---- 提示文
“相あい倚より 村をなし”
栄村(野長)を訪ねて
「われら相倚り村をなし」(村歌)―農民運動などで長年お世話になった栄村(長野県)へ、震災のお見舞いにやっと訪れることができた。
一人でも離村しないように
「一人でも離村しないように」「どんなに小さな田んぼでも全部復旧する」というのが村の決意だと、広瀬進さん(農民連会員)は語る。その村の決意が復旧の具体化に現れている。
飯山市へ避難している村民は高齢者で、もう家の再建などできないし、子どもたちも「こちらに住んだら」というケースもあったらしい。
そういう人たちのために村営住宅を建てるという。それも仮設住宅や長屋のようなものでなく、独立した家屋で、しかも「以前から近くに行き来してきた人たちが離れ離れにならないように」という構想だという。この寒村で、この被災の中で!
「こんなことができるなら、いまの日本の力をもってすればなんでもできる!」―聞いていて涙の出る思いであった。
ごく身近な村の実情だった
そういえば震災直後に電話をしたとき「深夜未明の地震だったが、一人の死傷者もなく前から決まっていた避難所にのがれた」と聞いた。一番ひどかった横倉の広瀬さんは、「あれを持ち出さなければ」というすぐ近くのお年寄りを「ぐずぐずしているとあぶない!」といって無理やり引っ張り出したが、直後に家は崩壊したという。 広瀬さんは事故で足を痛めて不自由な体の人なのだ。「われら相倚り 村をなし」は単なる歌でなく、ごく身近な村の実情だったのだ。
--------
---- 表示行一覧
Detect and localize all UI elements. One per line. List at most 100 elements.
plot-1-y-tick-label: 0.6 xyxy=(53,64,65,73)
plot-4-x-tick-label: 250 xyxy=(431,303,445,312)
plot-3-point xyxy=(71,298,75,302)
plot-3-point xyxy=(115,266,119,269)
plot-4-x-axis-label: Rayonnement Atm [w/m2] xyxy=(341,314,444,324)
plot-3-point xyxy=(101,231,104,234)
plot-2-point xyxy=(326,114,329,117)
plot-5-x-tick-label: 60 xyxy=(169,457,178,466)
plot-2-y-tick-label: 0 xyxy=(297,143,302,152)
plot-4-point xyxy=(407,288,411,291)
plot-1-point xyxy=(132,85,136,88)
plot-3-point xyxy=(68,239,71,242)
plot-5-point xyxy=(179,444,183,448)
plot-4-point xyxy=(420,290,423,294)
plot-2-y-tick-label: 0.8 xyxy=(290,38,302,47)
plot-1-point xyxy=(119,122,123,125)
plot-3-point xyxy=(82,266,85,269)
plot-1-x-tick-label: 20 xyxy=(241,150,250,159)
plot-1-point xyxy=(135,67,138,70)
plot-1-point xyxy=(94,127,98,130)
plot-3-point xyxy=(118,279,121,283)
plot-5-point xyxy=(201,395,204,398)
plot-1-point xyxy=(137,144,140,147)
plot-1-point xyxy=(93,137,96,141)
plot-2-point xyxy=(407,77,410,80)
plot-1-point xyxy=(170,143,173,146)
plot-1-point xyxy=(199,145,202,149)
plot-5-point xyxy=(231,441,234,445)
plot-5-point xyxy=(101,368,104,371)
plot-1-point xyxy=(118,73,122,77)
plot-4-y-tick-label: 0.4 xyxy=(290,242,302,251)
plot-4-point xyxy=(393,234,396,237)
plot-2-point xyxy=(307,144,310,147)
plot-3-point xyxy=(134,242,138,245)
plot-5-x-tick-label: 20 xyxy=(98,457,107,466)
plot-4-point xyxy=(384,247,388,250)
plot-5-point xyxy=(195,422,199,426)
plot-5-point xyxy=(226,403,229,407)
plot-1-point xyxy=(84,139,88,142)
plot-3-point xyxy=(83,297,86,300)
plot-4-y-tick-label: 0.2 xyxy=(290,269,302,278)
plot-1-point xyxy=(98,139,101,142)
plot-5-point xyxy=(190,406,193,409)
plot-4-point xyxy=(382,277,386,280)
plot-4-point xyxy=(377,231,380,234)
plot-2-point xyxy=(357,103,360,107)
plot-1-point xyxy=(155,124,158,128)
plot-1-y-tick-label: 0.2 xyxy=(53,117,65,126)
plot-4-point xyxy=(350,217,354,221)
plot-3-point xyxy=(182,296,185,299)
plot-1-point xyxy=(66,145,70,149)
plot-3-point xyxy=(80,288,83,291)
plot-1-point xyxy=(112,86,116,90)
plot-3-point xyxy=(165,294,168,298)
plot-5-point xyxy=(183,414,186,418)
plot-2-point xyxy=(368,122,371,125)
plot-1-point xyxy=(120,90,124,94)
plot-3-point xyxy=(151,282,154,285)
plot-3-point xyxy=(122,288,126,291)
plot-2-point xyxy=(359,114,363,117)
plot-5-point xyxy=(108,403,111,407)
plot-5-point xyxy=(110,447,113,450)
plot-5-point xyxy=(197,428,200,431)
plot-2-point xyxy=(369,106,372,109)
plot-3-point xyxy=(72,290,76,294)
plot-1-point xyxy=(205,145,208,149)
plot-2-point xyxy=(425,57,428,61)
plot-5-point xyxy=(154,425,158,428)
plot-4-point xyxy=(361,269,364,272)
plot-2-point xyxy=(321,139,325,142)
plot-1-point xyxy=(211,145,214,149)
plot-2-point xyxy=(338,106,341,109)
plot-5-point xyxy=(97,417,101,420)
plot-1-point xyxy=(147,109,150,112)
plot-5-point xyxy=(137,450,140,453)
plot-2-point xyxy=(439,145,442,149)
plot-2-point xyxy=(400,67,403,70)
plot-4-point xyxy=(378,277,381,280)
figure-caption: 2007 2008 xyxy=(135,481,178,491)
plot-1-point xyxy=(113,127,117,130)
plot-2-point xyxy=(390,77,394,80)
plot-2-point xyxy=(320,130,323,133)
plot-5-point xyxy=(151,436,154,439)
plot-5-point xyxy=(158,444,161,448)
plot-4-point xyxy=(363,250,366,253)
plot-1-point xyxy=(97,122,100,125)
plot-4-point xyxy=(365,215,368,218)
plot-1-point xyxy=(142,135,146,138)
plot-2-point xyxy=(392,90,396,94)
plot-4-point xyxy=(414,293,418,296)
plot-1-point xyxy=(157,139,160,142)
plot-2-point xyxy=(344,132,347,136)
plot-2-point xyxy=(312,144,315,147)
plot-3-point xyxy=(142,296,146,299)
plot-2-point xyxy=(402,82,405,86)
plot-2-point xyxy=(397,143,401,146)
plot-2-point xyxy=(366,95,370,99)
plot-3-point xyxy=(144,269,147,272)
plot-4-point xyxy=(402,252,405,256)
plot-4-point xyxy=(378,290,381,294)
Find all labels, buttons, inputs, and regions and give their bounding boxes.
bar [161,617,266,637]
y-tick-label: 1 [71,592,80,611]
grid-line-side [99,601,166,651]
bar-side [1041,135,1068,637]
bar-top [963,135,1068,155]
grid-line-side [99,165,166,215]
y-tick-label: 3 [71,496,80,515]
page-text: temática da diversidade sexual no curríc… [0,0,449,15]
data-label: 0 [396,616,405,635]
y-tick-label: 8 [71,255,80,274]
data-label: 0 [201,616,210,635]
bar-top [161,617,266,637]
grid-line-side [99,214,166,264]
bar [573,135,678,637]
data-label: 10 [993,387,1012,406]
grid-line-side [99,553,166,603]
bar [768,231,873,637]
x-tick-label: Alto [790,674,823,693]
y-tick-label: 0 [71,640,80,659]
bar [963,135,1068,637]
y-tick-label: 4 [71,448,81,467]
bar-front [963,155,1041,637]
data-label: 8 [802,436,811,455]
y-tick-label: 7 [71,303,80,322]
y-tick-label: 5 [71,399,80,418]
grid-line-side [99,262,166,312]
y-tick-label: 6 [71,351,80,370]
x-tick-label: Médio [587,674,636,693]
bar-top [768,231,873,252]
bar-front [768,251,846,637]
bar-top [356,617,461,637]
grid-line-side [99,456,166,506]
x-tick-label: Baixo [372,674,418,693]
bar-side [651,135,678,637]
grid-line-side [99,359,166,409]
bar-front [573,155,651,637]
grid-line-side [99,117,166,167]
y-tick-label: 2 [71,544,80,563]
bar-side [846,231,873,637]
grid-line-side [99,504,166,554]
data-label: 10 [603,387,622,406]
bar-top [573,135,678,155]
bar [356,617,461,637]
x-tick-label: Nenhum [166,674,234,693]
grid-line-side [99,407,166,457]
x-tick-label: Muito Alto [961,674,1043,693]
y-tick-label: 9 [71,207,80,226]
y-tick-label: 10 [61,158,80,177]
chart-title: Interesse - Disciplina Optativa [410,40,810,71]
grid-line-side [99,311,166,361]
--------
# [実施事項]
**A.** 栄村訪問の文章で、広瀬進さんは何の会員として紹介されていますか。
**B.** 栄村訪問の文章の最後の文に続けて、その先を書いてください。

# [解答一覧]
**A.** 農民連の会員です。

**B.**
田直し事業の歴史と蓄積
「トマトの国」という温泉つきの宿泊・研修施設がある。そのすぐ際に土石流を防ぐ大きな土のうが積まれており、そこから山が崩れおちた震源地をみることができた。田んぼは亀裂で惨たんたる状態である。広瀬さんは「田んぼの1割しか田植えができなかった」という。
どうしたらこの復旧ができるのか?――前村長の高橋彦芳さんはこともなげに言う。「田直し方式でできる」と。村には重機を持った人が何人もいる。上からの復旧でなく、この方式なら個人負担はごく軽くてできるだろうという。
災害に強い自治体とは、ふだんから医療・福祉・農林業を大事にすることと表裏だと実感した。